- [WHAT YOU ARE ASKED TO DO]
Please output the lines shown below exactly as they appear.
··· TASK MATERIAL ···
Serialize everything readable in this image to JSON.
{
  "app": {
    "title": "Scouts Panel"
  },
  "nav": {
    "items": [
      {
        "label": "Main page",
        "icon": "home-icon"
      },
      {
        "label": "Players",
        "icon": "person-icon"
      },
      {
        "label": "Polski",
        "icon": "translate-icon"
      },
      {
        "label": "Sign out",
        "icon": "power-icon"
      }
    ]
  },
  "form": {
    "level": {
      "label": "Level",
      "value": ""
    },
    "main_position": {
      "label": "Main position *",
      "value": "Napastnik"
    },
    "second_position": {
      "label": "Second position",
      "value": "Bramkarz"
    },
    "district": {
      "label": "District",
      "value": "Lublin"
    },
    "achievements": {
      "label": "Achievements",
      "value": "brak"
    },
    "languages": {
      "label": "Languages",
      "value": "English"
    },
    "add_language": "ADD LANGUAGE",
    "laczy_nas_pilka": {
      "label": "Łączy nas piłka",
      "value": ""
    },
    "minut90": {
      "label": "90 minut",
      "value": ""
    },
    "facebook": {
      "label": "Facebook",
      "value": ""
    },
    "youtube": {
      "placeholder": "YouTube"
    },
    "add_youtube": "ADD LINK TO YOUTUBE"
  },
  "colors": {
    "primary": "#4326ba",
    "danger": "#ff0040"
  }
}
···
- [RESPONSE FOR THIS EXERCISE]
Serialize everything readable in this image to JSON.
{
  "app": {
    "title": "Scouts Panel"
  },
  "nav": {
    "items": [
      {
        "label": "Main page",
        "icon": "home-icon"
      },
      {
        "label": "Players",
        "icon": "person-icon"
      },
      {
        "label": "Polski",
        "icon": "translate-icon"
      },
      {
        "label": "Sign out",
        "icon": "power-icon"
      }
    ]
  },
  "form": {
    "level": {
      "label": "Level",
      "value": ""
    },
    "main_position": {
      "label": "Main position *",
      "value": "Napastnik"
    },
    "second_position": {
      "label": "Second position",
      "value": "Bramkarz"
    },
    "district": {
      "label": "District",
      "value": "Lublin"
    },
    "achievements": {
      "label": "Achievements",
      "value": "brak"
    },
    "languages": {
      "label": "Languages",
      "value": "English"
    },
    "add_language": "ADD LANGUAGE",
    "laczy_nas_pilka": {
      "label": "Łączy nas piłka",
      "value": ""
    },
    "minut90": {
      "label": "90 minut",
      "value": ""
    },
    "facebook": {
      "label": "Facebook",
      "value": ""
    },
    "youtube": {
      "placeholder": "YouTube"
    },
    "add_youtube": "ADD LINK TO YOUTUBE"
  },
  "colors": {
    "primary": "#4326ba",
    "danger": "#ff0040"
  }
}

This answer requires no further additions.